● **DATA EXTRACT**

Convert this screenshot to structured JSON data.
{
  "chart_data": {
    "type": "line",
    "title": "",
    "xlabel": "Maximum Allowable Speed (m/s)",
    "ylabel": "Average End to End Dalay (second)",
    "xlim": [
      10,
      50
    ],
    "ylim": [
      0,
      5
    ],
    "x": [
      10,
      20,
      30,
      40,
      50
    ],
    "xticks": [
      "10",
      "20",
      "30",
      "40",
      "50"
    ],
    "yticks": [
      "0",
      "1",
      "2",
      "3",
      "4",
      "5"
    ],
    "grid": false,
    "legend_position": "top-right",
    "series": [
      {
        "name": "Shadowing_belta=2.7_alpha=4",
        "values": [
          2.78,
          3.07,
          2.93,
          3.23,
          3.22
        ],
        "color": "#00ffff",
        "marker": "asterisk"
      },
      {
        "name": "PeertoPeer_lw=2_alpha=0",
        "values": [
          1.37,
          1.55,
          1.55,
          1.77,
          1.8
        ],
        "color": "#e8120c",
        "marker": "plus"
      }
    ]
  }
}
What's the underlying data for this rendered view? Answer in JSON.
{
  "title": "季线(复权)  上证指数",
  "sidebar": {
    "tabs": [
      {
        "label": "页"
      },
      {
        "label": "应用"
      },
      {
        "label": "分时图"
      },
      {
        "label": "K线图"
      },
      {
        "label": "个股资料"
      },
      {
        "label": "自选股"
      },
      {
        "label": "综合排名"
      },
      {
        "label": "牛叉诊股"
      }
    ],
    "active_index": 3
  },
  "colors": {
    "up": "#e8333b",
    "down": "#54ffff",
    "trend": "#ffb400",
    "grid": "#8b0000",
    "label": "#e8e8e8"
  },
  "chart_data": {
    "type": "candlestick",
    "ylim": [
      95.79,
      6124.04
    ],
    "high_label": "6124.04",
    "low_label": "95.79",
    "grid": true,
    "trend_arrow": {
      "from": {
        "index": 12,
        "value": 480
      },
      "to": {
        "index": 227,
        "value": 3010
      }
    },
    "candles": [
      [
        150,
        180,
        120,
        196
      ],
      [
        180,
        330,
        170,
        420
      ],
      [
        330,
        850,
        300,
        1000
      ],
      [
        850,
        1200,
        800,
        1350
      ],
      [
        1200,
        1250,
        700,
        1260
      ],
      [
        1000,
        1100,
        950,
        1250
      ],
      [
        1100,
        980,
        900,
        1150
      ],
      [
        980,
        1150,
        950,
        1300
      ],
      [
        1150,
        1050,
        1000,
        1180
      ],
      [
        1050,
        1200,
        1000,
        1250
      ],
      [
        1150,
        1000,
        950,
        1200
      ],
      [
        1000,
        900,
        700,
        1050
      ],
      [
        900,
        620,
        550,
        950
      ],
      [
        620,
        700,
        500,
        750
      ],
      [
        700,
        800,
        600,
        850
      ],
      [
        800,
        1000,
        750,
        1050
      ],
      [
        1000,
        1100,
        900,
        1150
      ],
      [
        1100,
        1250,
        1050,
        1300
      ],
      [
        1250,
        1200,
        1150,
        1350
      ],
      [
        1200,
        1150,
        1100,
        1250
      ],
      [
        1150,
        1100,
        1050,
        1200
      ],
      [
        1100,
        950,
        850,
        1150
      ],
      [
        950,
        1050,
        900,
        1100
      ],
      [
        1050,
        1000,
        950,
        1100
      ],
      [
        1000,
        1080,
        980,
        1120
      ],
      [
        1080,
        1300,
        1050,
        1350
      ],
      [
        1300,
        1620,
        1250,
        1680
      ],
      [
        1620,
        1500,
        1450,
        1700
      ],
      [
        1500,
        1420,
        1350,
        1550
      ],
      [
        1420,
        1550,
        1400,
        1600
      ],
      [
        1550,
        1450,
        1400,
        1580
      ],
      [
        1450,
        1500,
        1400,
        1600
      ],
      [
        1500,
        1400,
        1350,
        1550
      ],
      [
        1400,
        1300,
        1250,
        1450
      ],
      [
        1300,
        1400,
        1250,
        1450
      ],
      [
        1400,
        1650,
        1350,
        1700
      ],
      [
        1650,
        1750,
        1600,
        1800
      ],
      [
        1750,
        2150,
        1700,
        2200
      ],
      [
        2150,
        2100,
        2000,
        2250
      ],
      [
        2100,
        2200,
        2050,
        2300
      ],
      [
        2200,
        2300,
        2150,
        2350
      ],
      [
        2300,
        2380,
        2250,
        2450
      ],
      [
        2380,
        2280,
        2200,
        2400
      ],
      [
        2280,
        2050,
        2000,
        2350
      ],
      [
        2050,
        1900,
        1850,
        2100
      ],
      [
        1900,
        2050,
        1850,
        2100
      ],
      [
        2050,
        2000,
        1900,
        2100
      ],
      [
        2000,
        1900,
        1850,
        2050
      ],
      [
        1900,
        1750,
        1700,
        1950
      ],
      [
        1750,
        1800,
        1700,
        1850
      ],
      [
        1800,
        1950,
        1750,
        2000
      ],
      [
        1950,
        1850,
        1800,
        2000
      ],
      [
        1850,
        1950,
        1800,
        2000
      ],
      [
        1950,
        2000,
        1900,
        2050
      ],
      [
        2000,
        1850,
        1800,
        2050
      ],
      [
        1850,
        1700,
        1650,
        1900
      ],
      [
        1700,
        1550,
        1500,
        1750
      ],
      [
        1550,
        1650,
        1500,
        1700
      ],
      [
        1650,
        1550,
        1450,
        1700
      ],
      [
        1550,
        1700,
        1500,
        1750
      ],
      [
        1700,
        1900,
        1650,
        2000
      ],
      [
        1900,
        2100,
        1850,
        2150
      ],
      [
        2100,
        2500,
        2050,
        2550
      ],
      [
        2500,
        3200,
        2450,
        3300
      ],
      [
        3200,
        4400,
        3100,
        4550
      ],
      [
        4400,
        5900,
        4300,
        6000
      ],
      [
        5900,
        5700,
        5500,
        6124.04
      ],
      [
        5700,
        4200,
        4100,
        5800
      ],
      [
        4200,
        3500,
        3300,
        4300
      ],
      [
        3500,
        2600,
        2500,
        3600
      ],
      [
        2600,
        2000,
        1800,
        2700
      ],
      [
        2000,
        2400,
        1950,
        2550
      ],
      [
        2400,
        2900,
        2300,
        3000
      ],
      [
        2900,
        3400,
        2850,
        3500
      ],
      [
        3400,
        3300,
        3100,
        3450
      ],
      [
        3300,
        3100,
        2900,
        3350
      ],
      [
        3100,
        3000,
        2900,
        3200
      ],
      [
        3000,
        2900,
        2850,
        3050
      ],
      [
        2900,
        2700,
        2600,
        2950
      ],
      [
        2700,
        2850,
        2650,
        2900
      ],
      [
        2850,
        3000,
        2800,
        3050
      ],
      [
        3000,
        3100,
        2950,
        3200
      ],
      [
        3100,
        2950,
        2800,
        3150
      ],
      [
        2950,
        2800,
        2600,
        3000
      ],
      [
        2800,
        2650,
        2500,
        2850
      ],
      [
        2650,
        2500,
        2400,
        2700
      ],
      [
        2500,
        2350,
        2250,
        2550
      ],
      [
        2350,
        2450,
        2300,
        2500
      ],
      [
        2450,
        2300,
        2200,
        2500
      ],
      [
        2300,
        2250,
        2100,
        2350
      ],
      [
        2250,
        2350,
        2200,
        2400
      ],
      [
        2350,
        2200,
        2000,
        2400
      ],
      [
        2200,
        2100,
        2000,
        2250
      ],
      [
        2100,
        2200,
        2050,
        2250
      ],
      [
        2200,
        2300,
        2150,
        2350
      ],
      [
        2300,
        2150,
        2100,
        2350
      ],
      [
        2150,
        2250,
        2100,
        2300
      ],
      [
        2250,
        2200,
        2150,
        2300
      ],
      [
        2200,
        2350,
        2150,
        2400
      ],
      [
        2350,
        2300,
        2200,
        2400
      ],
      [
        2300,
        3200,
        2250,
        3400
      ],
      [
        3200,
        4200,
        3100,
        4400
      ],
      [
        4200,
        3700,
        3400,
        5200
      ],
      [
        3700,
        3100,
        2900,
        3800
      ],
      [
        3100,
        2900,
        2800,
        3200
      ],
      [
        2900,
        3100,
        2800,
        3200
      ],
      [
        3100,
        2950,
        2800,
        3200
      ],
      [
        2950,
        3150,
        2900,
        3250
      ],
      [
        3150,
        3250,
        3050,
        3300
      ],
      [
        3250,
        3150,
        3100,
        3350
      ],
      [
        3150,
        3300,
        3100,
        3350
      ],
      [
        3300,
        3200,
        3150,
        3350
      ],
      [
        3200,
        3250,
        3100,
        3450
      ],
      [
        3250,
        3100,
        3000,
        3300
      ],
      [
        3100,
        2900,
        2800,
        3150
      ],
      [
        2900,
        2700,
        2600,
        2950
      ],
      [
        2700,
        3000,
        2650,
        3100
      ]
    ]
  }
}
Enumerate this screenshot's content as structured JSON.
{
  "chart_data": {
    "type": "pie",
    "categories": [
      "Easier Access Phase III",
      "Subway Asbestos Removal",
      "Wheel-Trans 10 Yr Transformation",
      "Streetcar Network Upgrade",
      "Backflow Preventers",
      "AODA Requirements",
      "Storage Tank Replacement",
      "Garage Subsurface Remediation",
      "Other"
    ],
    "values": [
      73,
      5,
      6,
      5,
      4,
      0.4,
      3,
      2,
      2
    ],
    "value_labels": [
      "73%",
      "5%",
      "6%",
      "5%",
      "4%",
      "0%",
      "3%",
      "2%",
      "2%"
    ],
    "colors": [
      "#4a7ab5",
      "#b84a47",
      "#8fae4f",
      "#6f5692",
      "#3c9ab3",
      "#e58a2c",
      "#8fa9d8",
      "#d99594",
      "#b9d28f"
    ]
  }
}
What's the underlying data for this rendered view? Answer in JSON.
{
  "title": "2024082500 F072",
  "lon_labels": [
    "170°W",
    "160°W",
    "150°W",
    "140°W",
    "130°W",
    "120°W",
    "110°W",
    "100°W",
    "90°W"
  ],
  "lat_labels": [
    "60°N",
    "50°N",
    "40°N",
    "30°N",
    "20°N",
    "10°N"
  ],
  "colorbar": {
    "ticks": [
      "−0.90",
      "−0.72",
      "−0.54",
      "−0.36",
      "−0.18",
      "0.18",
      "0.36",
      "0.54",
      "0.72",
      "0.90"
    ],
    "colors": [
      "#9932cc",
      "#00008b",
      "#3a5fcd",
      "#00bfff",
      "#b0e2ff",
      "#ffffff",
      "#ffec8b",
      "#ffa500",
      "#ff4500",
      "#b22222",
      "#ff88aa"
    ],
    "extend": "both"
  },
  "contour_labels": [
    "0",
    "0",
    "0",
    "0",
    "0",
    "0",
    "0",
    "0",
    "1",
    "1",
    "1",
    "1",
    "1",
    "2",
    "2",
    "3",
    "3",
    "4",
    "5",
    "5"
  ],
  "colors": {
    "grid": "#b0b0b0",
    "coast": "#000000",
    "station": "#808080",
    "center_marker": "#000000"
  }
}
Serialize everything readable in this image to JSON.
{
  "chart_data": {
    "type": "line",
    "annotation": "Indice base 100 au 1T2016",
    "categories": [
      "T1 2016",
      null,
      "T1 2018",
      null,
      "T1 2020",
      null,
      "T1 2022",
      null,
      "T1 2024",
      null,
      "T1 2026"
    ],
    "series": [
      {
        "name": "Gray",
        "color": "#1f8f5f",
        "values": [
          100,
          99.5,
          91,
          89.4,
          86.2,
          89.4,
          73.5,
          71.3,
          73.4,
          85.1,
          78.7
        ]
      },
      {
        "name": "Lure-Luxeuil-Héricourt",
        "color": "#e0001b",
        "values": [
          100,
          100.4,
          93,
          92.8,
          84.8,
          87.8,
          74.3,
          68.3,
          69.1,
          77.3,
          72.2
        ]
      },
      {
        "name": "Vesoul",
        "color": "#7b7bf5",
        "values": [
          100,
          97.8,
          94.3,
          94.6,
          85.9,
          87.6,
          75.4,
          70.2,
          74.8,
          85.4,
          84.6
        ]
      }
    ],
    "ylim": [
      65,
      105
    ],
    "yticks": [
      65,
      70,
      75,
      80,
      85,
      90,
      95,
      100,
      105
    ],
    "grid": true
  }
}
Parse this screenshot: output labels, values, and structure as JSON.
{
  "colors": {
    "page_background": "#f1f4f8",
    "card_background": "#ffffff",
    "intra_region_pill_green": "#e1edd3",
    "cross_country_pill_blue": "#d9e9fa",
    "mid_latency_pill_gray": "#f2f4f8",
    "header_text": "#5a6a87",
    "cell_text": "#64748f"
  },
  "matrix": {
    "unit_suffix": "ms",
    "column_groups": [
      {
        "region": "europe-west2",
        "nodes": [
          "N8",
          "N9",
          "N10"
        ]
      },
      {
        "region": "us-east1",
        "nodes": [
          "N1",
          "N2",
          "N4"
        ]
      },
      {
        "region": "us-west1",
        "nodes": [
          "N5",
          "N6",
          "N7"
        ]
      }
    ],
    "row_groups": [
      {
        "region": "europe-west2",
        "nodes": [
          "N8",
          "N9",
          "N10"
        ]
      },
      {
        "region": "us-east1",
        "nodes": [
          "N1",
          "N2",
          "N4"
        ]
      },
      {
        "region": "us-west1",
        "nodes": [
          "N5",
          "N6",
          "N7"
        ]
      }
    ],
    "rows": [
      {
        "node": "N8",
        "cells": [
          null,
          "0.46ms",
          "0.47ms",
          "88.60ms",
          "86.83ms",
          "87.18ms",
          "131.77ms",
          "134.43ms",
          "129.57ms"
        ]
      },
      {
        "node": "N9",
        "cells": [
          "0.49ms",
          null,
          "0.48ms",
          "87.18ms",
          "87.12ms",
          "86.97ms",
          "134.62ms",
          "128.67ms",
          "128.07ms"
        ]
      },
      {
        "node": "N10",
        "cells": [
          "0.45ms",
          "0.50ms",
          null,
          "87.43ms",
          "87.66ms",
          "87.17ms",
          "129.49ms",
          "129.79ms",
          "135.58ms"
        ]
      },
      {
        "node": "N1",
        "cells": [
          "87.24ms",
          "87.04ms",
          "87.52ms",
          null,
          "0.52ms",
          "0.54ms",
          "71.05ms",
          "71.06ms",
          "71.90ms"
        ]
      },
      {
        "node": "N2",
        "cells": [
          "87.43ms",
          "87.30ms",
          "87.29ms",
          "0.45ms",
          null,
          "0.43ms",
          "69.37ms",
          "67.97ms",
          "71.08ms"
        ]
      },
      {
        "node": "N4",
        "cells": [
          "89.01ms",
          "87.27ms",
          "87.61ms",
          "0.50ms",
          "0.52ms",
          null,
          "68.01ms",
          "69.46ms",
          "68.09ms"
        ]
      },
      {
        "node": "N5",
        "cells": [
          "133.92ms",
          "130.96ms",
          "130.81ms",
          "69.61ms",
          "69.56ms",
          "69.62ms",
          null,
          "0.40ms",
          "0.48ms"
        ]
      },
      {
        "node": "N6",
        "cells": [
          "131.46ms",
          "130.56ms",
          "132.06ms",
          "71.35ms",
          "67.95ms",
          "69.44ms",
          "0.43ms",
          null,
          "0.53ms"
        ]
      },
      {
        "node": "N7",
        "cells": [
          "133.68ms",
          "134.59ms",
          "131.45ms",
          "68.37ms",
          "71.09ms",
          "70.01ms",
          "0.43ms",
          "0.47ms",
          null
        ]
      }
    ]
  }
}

● **AIM OF THE EXERCISE**
How many lines of these entries contain the string "this"? Reply with the number alone.

● **RESPONSE**
6